» Selected passage:

In the time since that initially proposed rule, the electric power sector has undergone a paradigm shift due to the emergence of expected demand growth across the country coming from industrial expansion and AI-driven data center investment. With demand growing, generation reserve margins declining, and interconnection queues for new generation severely backlogged, the EPA rule raises major questions about the stability of the U.S. power sector and the overall coherence of federal policymaking in the sector.

A Brief Review of the Final EPA Rule

The EPA’s final rule focuses on the U.S. coal-fired power plant fleet. The United States has roughly 225 operating coal-fired power plants, which produce 675 terawatt-hours annually, representing 16 percent of overall electricity production in 2023 and over 50 percent of greenhouse gas emissions from the electricity sector.

For these power plants, the EPA gives several options. Those which commit to retirement by 2032 are subject to no new emissions requirements; plants which commit to retirement by 2039 should reduce emissions by 16 percent by 2032; and otherwise, the rule requires that plants implement carbon capture and sequestration (CCS) technology by 2032, capturing at least 90 percent of emissions.

» Dataset excerpts:
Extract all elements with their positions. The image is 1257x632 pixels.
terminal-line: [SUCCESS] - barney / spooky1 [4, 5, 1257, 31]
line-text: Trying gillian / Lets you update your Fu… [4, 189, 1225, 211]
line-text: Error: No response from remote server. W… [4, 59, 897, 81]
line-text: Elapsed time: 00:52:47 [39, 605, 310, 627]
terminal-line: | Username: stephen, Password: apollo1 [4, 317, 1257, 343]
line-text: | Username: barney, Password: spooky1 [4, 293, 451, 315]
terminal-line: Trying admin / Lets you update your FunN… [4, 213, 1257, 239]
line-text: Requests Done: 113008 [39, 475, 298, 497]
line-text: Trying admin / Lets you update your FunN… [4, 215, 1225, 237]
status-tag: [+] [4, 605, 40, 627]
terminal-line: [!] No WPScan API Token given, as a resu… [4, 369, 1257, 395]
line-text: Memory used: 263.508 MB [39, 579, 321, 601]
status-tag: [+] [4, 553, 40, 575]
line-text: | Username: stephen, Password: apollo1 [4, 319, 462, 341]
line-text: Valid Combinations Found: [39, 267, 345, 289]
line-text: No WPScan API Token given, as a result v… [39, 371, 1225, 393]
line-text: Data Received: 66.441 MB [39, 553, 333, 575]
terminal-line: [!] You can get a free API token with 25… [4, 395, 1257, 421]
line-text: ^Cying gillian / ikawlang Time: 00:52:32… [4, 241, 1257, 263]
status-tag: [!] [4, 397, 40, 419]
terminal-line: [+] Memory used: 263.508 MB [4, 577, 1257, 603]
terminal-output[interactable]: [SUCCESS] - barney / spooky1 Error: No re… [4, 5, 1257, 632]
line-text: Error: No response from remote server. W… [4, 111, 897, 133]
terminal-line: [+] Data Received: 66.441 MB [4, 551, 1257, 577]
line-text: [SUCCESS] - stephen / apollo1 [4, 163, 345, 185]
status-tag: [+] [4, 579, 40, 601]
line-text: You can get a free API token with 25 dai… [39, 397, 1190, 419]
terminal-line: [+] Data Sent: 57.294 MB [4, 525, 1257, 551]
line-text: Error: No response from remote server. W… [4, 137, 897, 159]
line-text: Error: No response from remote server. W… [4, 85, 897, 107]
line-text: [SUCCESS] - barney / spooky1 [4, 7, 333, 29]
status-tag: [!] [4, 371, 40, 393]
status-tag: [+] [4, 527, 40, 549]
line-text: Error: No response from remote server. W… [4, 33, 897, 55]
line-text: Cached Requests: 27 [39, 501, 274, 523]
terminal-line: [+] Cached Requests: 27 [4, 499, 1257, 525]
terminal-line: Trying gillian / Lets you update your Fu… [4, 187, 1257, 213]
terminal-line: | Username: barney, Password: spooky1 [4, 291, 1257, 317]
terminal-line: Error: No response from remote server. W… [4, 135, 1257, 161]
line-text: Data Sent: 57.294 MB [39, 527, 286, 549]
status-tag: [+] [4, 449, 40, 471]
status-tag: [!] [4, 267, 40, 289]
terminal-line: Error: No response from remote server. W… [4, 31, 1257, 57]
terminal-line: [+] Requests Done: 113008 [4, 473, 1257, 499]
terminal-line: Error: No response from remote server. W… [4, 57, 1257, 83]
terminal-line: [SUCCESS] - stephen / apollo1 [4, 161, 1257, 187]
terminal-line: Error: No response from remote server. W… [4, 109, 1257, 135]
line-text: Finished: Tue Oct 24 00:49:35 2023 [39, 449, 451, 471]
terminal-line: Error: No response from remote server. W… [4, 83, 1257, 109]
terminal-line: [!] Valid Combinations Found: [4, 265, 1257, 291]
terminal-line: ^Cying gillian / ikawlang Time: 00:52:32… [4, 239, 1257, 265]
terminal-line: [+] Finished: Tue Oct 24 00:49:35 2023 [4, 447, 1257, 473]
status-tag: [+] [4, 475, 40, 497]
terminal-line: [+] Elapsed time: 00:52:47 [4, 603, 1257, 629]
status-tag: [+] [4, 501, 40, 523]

» Set exercise: Repeat word for word the part of the EPA rule passage above that begins with the words containing "The EPA’s final" and ends with "percent of emissions.".

» Response to the task:
The EPA’s final rule focuses on the U.S. coal-fired power plant fleet. The United States has roughly 225 operating coal-fired power plants, which produce 675 terawatt-hours annually, representing 16 percent of overall electricity production in 2023 and over 50 percent of greenhouse gas emissions from the electricity sector.

For these power plants, the EPA gives several options. Those which commit to retirement by 2032 are subject to no new emissions requirements; plants which commit to retirement by 2039 should reduce emissions by 16 percent by 2032; and otherwise, the rule requires that plants implement carbon capture and sequestration (CCS) technology by 2032, capturing at least 90 percent of emissions.